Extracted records
[start]

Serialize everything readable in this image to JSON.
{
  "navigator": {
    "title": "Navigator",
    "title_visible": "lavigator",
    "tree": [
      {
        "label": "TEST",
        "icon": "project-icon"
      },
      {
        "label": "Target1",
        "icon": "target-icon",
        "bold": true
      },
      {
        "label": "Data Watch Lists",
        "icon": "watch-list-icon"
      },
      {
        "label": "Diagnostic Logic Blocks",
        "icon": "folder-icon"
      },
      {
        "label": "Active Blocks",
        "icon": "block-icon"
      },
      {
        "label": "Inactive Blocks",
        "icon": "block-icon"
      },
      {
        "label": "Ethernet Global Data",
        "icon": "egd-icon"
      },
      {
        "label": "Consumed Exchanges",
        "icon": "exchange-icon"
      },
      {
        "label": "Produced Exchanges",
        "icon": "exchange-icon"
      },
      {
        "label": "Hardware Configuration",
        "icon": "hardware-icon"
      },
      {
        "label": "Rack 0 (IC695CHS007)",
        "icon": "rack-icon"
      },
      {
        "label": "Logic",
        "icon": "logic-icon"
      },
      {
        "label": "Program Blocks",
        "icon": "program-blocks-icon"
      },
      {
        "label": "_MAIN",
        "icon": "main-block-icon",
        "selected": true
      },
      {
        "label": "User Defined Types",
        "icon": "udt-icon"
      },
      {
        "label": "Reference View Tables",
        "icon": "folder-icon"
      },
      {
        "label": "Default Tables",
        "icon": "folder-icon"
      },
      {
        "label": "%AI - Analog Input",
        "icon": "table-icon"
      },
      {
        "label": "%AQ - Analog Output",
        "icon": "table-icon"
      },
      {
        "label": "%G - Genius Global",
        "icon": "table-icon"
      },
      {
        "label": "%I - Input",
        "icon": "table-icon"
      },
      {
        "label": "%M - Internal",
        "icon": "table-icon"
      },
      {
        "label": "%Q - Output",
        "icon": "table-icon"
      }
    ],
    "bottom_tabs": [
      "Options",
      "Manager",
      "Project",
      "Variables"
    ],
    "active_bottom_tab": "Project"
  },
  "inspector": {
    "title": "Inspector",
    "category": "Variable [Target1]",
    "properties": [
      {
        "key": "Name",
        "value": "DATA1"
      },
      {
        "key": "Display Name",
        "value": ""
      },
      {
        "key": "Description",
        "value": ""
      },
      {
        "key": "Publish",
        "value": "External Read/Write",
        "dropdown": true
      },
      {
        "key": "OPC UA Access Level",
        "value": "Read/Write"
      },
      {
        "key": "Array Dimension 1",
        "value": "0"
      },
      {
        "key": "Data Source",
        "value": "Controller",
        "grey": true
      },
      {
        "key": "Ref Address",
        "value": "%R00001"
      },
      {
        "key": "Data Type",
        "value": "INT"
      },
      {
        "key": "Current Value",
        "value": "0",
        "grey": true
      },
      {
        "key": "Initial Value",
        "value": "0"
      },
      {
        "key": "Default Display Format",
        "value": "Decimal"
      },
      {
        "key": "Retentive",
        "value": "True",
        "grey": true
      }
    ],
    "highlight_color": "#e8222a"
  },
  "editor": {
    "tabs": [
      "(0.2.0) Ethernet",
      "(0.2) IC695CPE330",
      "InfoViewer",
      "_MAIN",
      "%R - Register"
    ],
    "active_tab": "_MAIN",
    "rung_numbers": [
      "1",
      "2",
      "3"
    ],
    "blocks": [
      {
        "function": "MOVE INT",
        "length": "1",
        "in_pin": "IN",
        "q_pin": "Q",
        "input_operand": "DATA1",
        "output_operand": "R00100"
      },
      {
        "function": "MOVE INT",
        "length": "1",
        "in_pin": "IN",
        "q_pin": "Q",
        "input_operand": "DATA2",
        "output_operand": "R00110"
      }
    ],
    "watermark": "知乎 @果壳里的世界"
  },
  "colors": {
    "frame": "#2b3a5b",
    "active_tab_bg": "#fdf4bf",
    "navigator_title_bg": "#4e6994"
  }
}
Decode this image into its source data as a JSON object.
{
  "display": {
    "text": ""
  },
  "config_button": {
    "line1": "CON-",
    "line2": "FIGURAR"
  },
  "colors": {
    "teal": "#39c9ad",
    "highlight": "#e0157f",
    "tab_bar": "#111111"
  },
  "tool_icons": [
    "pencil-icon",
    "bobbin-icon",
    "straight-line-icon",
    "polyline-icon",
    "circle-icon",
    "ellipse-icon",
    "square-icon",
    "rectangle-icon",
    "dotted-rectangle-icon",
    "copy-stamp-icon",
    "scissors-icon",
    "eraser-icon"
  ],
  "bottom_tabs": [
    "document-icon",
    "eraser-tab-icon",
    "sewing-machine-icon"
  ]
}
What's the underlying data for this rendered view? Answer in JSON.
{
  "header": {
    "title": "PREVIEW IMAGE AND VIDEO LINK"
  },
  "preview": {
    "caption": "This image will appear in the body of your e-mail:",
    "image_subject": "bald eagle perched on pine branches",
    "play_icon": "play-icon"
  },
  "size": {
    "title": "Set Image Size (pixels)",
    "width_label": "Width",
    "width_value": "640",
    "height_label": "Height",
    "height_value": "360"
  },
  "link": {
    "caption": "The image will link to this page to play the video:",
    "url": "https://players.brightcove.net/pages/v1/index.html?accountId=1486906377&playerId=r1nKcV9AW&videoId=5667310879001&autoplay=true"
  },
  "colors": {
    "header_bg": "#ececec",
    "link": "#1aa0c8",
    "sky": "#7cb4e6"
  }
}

[end]

* _Problem_
Repeat the records above exactly.

* _Answer for this exercise_
Serialize everything readable in this image to JSON.
{
  "navigator": {
    "title": "Navigator",
    "title_visible": "lavigator",
    "tree": [
      {
        "label": "TEST",
        "icon": "project-icon"
      },
      {
        "label": "Target1",
        "icon": "target-icon",
        "bold": true
      },
      {
        "label": "Data Watch Lists",
        "icon": "watch-list-icon"
      },
      {
        "label": "Diagnostic Logic Blocks",
        "icon": "folder-icon"
      },
      {
        "label": "Active Blocks",
        "icon": "block-icon"
      },
      {
        "label": "Inactive Blocks",
        "icon": "block-icon"
      },
      {
        "label": "Ethernet Global Data",
        "icon": "egd-icon"
      },
      {
        "label": "Consumed Exchanges",
        "icon": "exchange-icon"
      },
      {
        "label": "Produced Exchanges",
        "icon": "exchange-icon"
      },
      {
        "label": "Hardware Configuration",
        "icon": "hardware-icon"
      },
      {
        "label": "Rack 0 (IC695CHS007)",
        "icon": "rack-icon"
      },
      {
        "label": "Logic",
        "icon": "logic-icon"
      },
      {
        "label": "Program Blocks",
        "icon": "program-blocks-icon"
      },
      {
        "label": "_MAIN",
        "icon": "main-block-icon",
        "selected": true
      },
      {
        "label": "User Defined Types",
        "icon": "udt-icon"
      },
      {
        "label": "Reference View Tables",
        "icon": "folder-icon"
      },
      {
        "label": "Default Tables",
        "icon": "folder-icon"
      },
      {
        "label": "%AI - Analog Input",
        "icon": "table-icon"
      },
      {
        "label": "%AQ - Analog Output",
        "icon": "table-icon"
      },
      {
        "label": "%G - Genius Global",
        "icon": "table-icon"
      },
      {
        "label": "%I - Input",
        "icon": "table-icon"
      },
      {
        "label": "%M - Internal",
        "icon": "table-icon"
      },
      {
        "label": "%Q - Output",
        "icon": "table-icon"
      }
    ],
    "bottom_tabs": [
      "Options",
      "Manager",
      "Project",
      "Variables"
    ],
    "active_bottom_tab": "Project"
  },
  "inspector": {
    "title": "Inspector",
    "category": "Variable [Target1]",
    "properties": [
      {
        "key": "Name",
        "value": "DATA1"
      },
      {
        "key": "Display Name",
        "value": ""
      },
      {
        "key": "Description",
        "value": ""
      },
      {
        "key": "Publish",
        "value": "External Read/Write",
        "dropdown": true
      },
      {
        "key": "OPC UA Access Level",
        "value": "Read/Write"
      },
      {
        "key": "Array Dimension 1",
        "value": "0"
      },
      {
        "key": "Data Source",
        "value": "Controller",
        "grey": true
      },
      {
        "key": "Ref Address",
        "value": "%R00001"
      },
      {
        "key": "Data Type",
        "value": "INT"
      },
      {
        "key": "Current Value",
        "value": "0",
        "grey": true
      },
      {
        "key": "Initial Value",
        "value": "0"
      },
      {
        "key": "Default Display Format",
        "value": "Decimal"
      },
      {
        "key": "Retentive",
        "value": "True",
        "grey": true
      }
    ],
    "highlight_color": "#e8222a"
  },
  "editor": {
    "tabs": [
      "(0.2.0) Ethernet",
      "(0.2) IC695CPE330",
      "InfoViewer",
      "_MAIN",
      "%R - Register"
    ],
    "active_tab": "_MAIN",
    "rung_numbers": [
      "1",
      "2",
      "3"
    ],
    "blocks": [
      {
        "function": "MOVE INT",
        "length": "1",
        "in_pin": "IN",
        "q_pin": "Q",
        "input_operand": "DATA1",
        "output_operand": "R00100"
      },
      {
        "function": "MOVE INT",
        "length": "1",
        "in_pin": "IN",
        "q_pin": "Q",
        "input_operand": "DATA2",
        "output_operand": "R00110"
      }
    ],
    "watermark": "知乎 @果壳里的世界"
  },
  "colors": {
    "frame": "#2b3a5b",
    "active_tab_bg": "#fdf4bf",
    "navigator_title_bg": "#4e6994"
  }
}
Decode this image into its source data as a JSON object.
{
  "display": {
    "text": ""
  },
  "config_button": {
    "line1": "CON-",
    "line2": "FIGURAR"
  },
  "colors": {
    "teal": "#39c9ad",
    "highlight": "#e0157f",
    "tab_bar": "#111111"
  },
  "tool_icons": [
    "pencil-icon",
    "bobbin-icon",
    "straight-line-icon",
    "polyline-icon",
    "circle-icon",
    "ellipse-icon",
    "square-icon",
    "rectangle-icon",
    "dotted-rectangle-icon",
    "copy-stamp-icon",
    "scissors-icon",
    "eraser-icon"
  ],
  "bottom_tabs": [
    "document-icon",
    "eraser-tab-icon",
    "sewing-machine-icon"
  ]
}
What's the underlying data for this rendered view? Answer in JSON.
{
  "header": {
    "title": "PREVIEW IMAGE AND VIDEO LINK"
  },
  "preview": {
    "caption": "This image will appear in the body of your e-mail:",
    "image_subject": "bald eagle perched on pine branches",
    "play_icon": "play-icon"
  },
  "size": {
    "title": "Set Image Size (pixels)",
    "width_label": "Width",
    "width_value": "640",
    "height_label": "Height",
    "height_value": "360"
  },
  "link": {
    "caption": "The image will link to this page to play the video:",
    "url": "https://players.brightcove.net/pages/v1/index.html?accountId=1486906377&playerId=r1nKcV9AW&videoId=5667310879001&autoplay=true"
  },
  "colors": {
    "header_bg": "#ececec",
    "link": "#1aa0c8",
    "sky": "#7cb4e6"
  }
}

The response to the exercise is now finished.